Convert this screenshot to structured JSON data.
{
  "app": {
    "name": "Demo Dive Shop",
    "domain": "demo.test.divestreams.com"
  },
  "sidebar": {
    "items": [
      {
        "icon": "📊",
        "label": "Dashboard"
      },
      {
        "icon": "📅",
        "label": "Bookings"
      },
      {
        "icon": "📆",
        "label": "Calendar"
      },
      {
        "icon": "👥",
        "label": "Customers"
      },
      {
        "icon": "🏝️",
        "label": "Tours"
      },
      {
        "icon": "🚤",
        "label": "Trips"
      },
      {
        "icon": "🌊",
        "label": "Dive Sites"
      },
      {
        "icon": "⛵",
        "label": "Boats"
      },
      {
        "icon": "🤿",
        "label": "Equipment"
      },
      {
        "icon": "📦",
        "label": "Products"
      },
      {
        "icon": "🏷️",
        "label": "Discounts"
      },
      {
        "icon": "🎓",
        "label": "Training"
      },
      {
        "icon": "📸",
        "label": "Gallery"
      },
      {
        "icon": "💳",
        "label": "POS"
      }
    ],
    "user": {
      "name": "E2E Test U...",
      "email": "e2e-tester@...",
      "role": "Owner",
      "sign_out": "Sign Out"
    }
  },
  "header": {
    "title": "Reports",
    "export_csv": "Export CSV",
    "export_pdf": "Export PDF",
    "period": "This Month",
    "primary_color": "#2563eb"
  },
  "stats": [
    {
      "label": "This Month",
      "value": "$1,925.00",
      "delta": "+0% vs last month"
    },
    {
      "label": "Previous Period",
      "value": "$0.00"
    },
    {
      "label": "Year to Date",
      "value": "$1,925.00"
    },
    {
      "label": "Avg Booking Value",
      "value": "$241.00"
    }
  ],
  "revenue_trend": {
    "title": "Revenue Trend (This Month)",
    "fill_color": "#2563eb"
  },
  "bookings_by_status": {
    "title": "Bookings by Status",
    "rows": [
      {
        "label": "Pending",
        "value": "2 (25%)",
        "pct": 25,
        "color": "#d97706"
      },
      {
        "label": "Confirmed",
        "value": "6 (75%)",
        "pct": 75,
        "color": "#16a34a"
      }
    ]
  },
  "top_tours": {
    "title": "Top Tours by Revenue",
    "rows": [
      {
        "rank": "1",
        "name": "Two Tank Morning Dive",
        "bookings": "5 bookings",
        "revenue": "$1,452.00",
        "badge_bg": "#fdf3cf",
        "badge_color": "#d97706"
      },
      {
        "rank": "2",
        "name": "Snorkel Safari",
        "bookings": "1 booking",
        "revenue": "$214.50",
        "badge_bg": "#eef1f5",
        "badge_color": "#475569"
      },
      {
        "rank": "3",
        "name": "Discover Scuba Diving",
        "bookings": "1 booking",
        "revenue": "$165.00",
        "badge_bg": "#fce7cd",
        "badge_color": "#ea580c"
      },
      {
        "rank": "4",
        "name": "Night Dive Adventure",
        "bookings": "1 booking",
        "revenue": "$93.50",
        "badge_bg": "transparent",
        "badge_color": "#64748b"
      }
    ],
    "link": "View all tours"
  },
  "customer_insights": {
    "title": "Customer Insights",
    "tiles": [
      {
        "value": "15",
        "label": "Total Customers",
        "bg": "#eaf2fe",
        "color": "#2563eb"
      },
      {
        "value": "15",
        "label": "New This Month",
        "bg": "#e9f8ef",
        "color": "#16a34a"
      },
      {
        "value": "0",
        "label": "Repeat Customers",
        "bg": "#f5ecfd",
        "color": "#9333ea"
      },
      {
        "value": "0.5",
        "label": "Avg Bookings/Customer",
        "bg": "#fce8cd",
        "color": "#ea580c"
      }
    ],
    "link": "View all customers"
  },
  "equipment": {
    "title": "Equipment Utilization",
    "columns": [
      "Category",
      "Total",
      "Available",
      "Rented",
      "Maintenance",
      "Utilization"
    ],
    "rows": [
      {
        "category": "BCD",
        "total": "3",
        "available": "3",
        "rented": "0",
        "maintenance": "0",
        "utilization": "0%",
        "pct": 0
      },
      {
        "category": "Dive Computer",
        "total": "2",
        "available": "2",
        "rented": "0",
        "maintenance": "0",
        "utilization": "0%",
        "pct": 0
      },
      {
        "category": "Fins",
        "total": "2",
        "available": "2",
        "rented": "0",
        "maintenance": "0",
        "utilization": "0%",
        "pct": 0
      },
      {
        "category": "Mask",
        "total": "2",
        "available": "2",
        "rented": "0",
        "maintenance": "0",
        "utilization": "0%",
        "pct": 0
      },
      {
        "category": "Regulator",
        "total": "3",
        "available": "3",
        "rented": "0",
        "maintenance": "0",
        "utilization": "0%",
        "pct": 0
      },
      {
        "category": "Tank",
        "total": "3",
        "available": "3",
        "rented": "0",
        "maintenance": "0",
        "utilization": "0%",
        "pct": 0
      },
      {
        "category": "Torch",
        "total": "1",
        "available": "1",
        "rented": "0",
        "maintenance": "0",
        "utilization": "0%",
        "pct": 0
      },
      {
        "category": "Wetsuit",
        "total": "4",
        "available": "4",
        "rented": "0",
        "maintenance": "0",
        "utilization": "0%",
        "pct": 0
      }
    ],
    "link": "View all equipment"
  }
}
-- -- --
● **DO THIS**: Reproduce the listing above word for word.

● **TASK RESPONSE**:
Convert this screenshot to structured JSON data.
{
  "app": {
    "name": "Demo Dive Shop",
    "domain": "demo.test.divestreams.com"
  },
  "sidebar": {
    "items": [
      {
        "icon": "📊",
        "label": "Dashboard"
      },
      {
        "icon": "📅",
        "label": "Bookings"
      },
      {
        "icon": "📆",
        "label": "Calendar"
      },
      {
        "icon": "👥",
        "label": "Customers"
      },
      {
        "icon": "🏝️",
        "label": "Tours"
      },
      {
        "icon": "🚤",
        "label": "Trips"
      },
      {
        "icon": "🌊",
        "label": "Dive Sites"
      },
      {
        "icon": "⛵",
        "label": "Boats"
      },
      {
        "icon": "🤿",
        "label": "Equipment"
      },
      {
        "icon": "📦",
        "label": "Products"
      },
      {
        "icon": "🏷️",
        "label": "Discounts"
      },
      {
        "icon": "🎓",
        "label": "Training"
      },
      {
        "icon": "📸",
        "label": "Gallery"
      },
      {
        "icon": "💳",
        "label": "POS"
      }
    ],
    "user": {
      "name": "E2E Test U...",
      "email": "e2e-tester@...",
      "role": "Owner",
      "sign_out": "Sign Out"
    }
  },
  "header": {
    "title": "Reports",
    "export_csv": "Export CSV",
    "export_pdf": "Export PDF",
    "period": "This Month",
    "primary_color": "#2563eb"
  },
  "stats": [
    {
      "label": "This Month",
      "value": "$1,925.00",
      "delta": "+0% vs last month"
    },
    {
      "label": "Previous Period",
      "value": "$0.00"
    },
    {
      "label": "Year to Date",
      "value": "$1,925.00"
    },
    {
      "label": "Avg Booking Value",
      "value": "$241.00"
    }
  ],
  "revenue_trend": {
    "title": "Revenue Trend (This Month)",
    "fill_color": "#2563eb"
  },
  "bookings_by_status": {
    "title": "Bookings by Status",
    "rows": [
      {
        "label": "Pending",
        "value": "2 (25%)",
        "pct": 25,
        "color": "#d97706"
      },
      {
        "label": "Confirmed",
        "value": "6 (75%)",
        "pct": 75,
        "color": "#16a34a"
      }
    ]
  },
  "top_tours": {
    "title": "Top Tours by Revenue",
    "rows": [
      {
        "rank": "1",
        "name": "Two Tank Morning Dive",
        "bookings": "5 bookings",
        "revenue": "$1,452.00",
        "badge_bg": "#fdf3cf",
        "badge_color": "#d97706"
      },
      {
        "rank": "2",
        "name": "Snorkel Safari",
        "bookings": "1 booking",
        "revenue": "$214.50",
        "badge_bg": "#eef1f5",
        "badge_color": "#475569"
      },
      {
        "rank": "3",
        "name": "Discover Scuba Diving",
        "bookings": "1 booking",
        "revenue": "$165.00",
        "badge_bg": "#fce7cd",
        "badge_color": "#ea580c"
      },
      {
        "rank": "4",
        "name": "Night Dive Adventure",
        "bookings": "1 booking",
        "revenue": "$93.50",
        "badge_bg": "transparent",
        "badge_color": "#64748b"
      }
    ],
    "link": "View all tours"
  },
  "customer_insights": {
    "title": "Customer Insights",
    "tiles": [
      {
        "value": "15",
        "label": "Total Customers",
        "bg": "#eaf2fe",
        "color": "#2563eb"
      },
      {
        "value": "15",
        "label": "New This Month",
        "bg": "#e9f8ef",
        "color": "#16a34a"
      },
      {
        "value": "0",
        "label": "Repeat Customers",
        "bg": "#f5ecfd",
        "color": "#9333ea"
      },
      {
        "value": "0.5",
        "label": "Avg Bookings/Customer",
        "bg": "#fce8cd",
        "color": "#ea580c"
      }
    ],
    "link": "View all customers"
  },
  "equipment": {
    "title": "Equipment Utilization",
    "columns": [
      "Category",
      "Total",
      "Available",
      "Rented",
      "Maintenance",
      "Utilization"
    ],
    "rows": [
      {
        "category": "BCD",
        "total": "3",
        "available": "3",
        "rented": "0",
        "maintenance": "0",
        "utilization": "0%",
        "pct": 0
      },
      {
        "category": "Dive Computer",
        "total": "2",
        "available": "2",
        "rented": "0",
        "maintenance": "0",
        "utilization": "0%",
        "pct": 0
      },
      {
        "category": "Fins",
        "total": "2",
        "available": "2",
        "rented": "0",
        "maintenance": "0",
        "utilization": "0%",
        "pct": 0
      },
      {
        "category": "Mask",
        "total": "2",
        "available": "2",
        "rented": "0",
        "maintenance": "0",
        "utilization": "0%",
        "pct": 0
      },
      {
        "category": "Regulator",
        "total": "3",
        "available": "3",
        "rented": "0",
        "maintenance": "0",
        "utilization": "0%",
        "pct": 0
      },
      {
        "category": "Tank",
        "total": "3",
        "available": "3",
        "rented": "0",
        "maintenance": "0",
        "utilization": "0%",
        "pct": 0
      },
      {
        "category": "Torch",
        "total": "1",
        "available": "1",
        "rented": "0",
        "maintenance": "0",
        "utilization": "0%",
        "pct": 0
      },
      {
        "category": "Wetsuit",
        "total": "4",
        "available": "4",
        "rented": "0",
        "maintenance": "0",
        "utilization": "0%",
        "pct": 0
      }
    ],
    "link": "View all equipment"
  }
}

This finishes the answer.